# [Exercise description]
Collect all lines containing the word "Current" from the data.

# [Entries with figure data]

#####

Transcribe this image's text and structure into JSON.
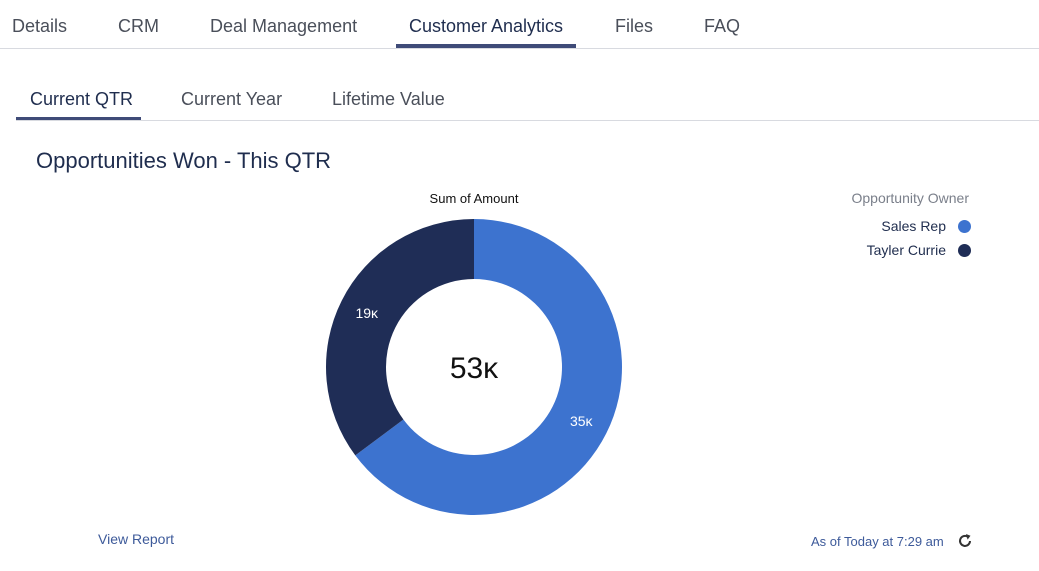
{
  "main_tabs": [
    {
      "label": "Details"
    },
    {
      "label": "CRM"
    },
    {
      "label": "Deal Management"
    },
    {
      "label": "Customer Analytics"
    },
    {
      "label": "Files"
    },
    {
      "label": "FAQ"
    }
  ],
  "sub_tabs": [
    {
      "label": "Current QTR"
    },
    {
      "label": "Current Year"
    },
    {
      "label": "Lifetime Value"
    }
  ],
  "card": {
    "title": "Opportunities Won - This QTR",
    "view_report": "View Report",
    "timestamp": "As of Today at 7:29 am"
  },
  "legend": {
    "title": "Opportunity Owner",
    "items": [
      {
        "label": "Sales Rep",
        "color": "#3d73cf"
      },
      {
        "label": "Tayler Currie",
        "color": "#1f2d56"
      }
    ]
  },
  "chart_data": {
    "type": "pie",
    "title": "Sum of Amount",
    "center_label": "53κ",
    "series": [
      {
        "name": "Sales Rep",
        "value": 35,
        "label": "35κ",
        "color": "#3d73cf"
      },
      {
        "name": "Tayler Currie",
        "value": 19,
        "label": "19κ",
        "color": "#1f2d56"
      }
    ],
    "donut": true
  }
}
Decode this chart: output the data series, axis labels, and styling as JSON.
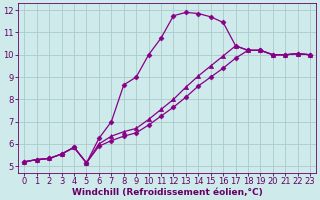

#####

# [Result for this task]
      "label": "Current QTR"
      "label": "Current Year"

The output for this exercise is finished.